§ **Listed entries**:

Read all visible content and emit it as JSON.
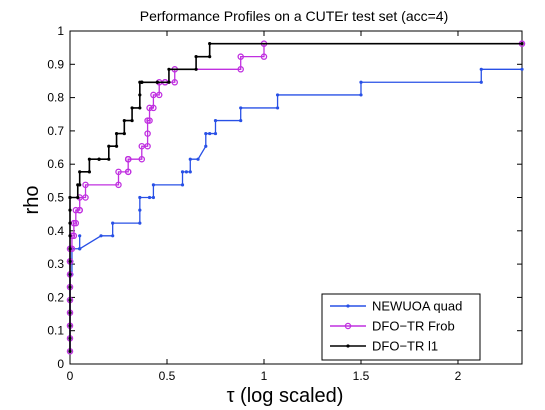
{
  "chart_data": {
    "type": "line",
    "title": "Performance Profiles on a CUTEr test set (acc=4)",
    "xlabel": "τ (log scaled)",
    "ylabel": "rho",
    "xlim": [
      0,
      2.33
    ],
    "ylim": [
      0,
      1
    ],
    "x_ticks": [
      "0",
      "0.5",
      "1",
      "1.5",
      "2"
    ],
    "x_tick_values": [
      0,
      0.5,
      1,
      1.5,
      2
    ],
    "y_ticks": [
      "0",
      "0.1",
      "0.2",
      "0.3",
      "0.4",
      "0.5",
      "0.6",
      "0.7",
      "0.8",
      "0.9",
      "1"
    ],
    "y_tick_values": [
      0,
      0.1,
      0.2,
      0.3,
      0.4,
      0.5,
      0.6,
      0.7,
      0.8,
      0.9,
      1
    ],
    "grid": false,
    "legend_position": "bottom-right",
    "series": [
      {
        "name": "NEWUOA quad",
        "color": "#2850e6",
        "marker": "dot",
        "x": [
          0,
          0,
          0,
          0,
          0,
          0,
          0,
          0,
          0,
          0.01,
          0.01,
          0.01,
          0.05,
          0.05,
          0.05,
          0.16,
          0.22,
          0.22,
          0.36,
          0.36,
          0.36,
          0.41,
          0.43,
          0.43,
          0.58,
          0.58,
          0.6,
          0.62,
          0.62,
          0.66,
          0.7,
          0.7,
          0.72,
          0.75,
          0.75,
          0.88,
          0.88,
          1.07,
          1.07,
          1.5,
          1.5,
          2.12,
          2.12,
          2.33
        ],
        "y": [
          0.038,
          0.077,
          0.115,
          0.154,
          0.192,
          0.231,
          0.269,
          0.269,
          0.269,
          0.269,
          0.308,
          0.346,
          0.346,
          0.385,
          0.346,
          0.385,
          0.385,
          0.423,
          0.423,
          0.462,
          0.5,
          0.5,
          0.5,
          0.538,
          0.538,
          0.577,
          0.577,
          0.577,
          0.615,
          0.615,
          0.654,
          0.692,
          0.692,
          0.692,
          0.731,
          0.731,
          0.769,
          0.769,
          0.808,
          0.808,
          0.846,
          0.846,
          0.885,
          0.885
        ]
      },
      {
        "name": "DFO−TR Frob",
        "color": "#c030e0",
        "marker": "circle",
        "x": [
          0,
          0,
          0,
          0,
          0,
          0,
          0,
          0,
          0,
          0,
          0.01,
          0.01,
          0.02,
          0.02,
          0.03,
          0.03,
          0.05,
          0.05,
          0.05,
          0.08,
          0.08,
          0.25,
          0.25,
          0.3,
          0.3,
          0.3,
          0.3,
          0.3,
          0.3,
          0.37,
          0.37,
          0.4,
          0.4,
          0.4,
          0.41,
          0.41,
          0.43,
          0.43,
          0.46,
          0.46,
          0.49,
          0.49,
          0.54,
          0.54,
          0.88,
          0.88,
          1.0,
          1.0,
          2.33
        ],
        "y": [
          0.038,
          0.077,
          0.115,
          0.154,
          0.192,
          0.231,
          0.269,
          0.308,
          0.308,
          0.346,
          0.346,
          0.385,
          0.385,
          0.423,
          0.423,
          0.462,
          0.462,
          0.462,
          0.5,
          0.5,
          0.538,
          0.538,
          0.577,
          0.577,
          0.577,
          0.615,
          0.615,
          0.615,
          0.615,
          0.615,
          0.654,
          0.654,
          0.692,
          0.731,
          0.731,
          0.769,
          0.769,
          0.808,
          0.808,
          0.846,
          0.846,
          0.846,
          0.846,
          0.885,
          0.885,
          0.923,
          0.923,
          0.962,
          0.962
        ]
      },
      {
        "name": "DFO−TR l1",
        "color": "#000000",
        "marker": "dot",
        "x": [
          0,
          0,
          0,
          0,
          0,
          0,
          0,
          0,
          0,
          0,
          0,
          0,
          0,
          0,
          0.04,
          0.04,
          0.05,
          0.05,
          0.1,
          0.1,
          0.15,
          0.15,
          0.2,
          0.2,
          0.24,
          0.24,
          0.28,
          0.28,
          0.32,
          0.32,
          0.36,
          0.36,
          0.36,
          0.37,
          0.37,
          0.37,
          0.45,
          0.45,
          0.51,
          0.51,
          0.65,
          0.65,
          0.72,
          0.72,
          2.33
        ],
        "y": [
          0.038,
          0.077,
          0.115,
          0.154,
          0.192,
          0.231,
          0.269,
          0.308,
          0.346,
          0.385,
          0.423,
          0.462,
          0.5,
          0.5,
          0.5,
          0.538,
          0.538,
          0.577,
          0.577,
          0.615,
          0.615,
          0.615,
          0.615,
          0.654,
          0.654,
          0.692,
          0.692,
          0.731,
          0.731,
          0.769,
          0.769,
          0.808,
          0.846,
          0.846,
          0.846,
          0.846,
          0.846,
          0.846,
          0.846,
          0.885,
          0.885,
          0.923,
          0.923,
          0.962,
          0.962
        ]
      }
    ]
  }
}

§ **Description of the task**:
Every line of the records that includes the word "color" should be gathered.

§ **Response to this exercise**:
        "color": "#2850e6",
        "color": "#c030e0",
        "color": "#000000",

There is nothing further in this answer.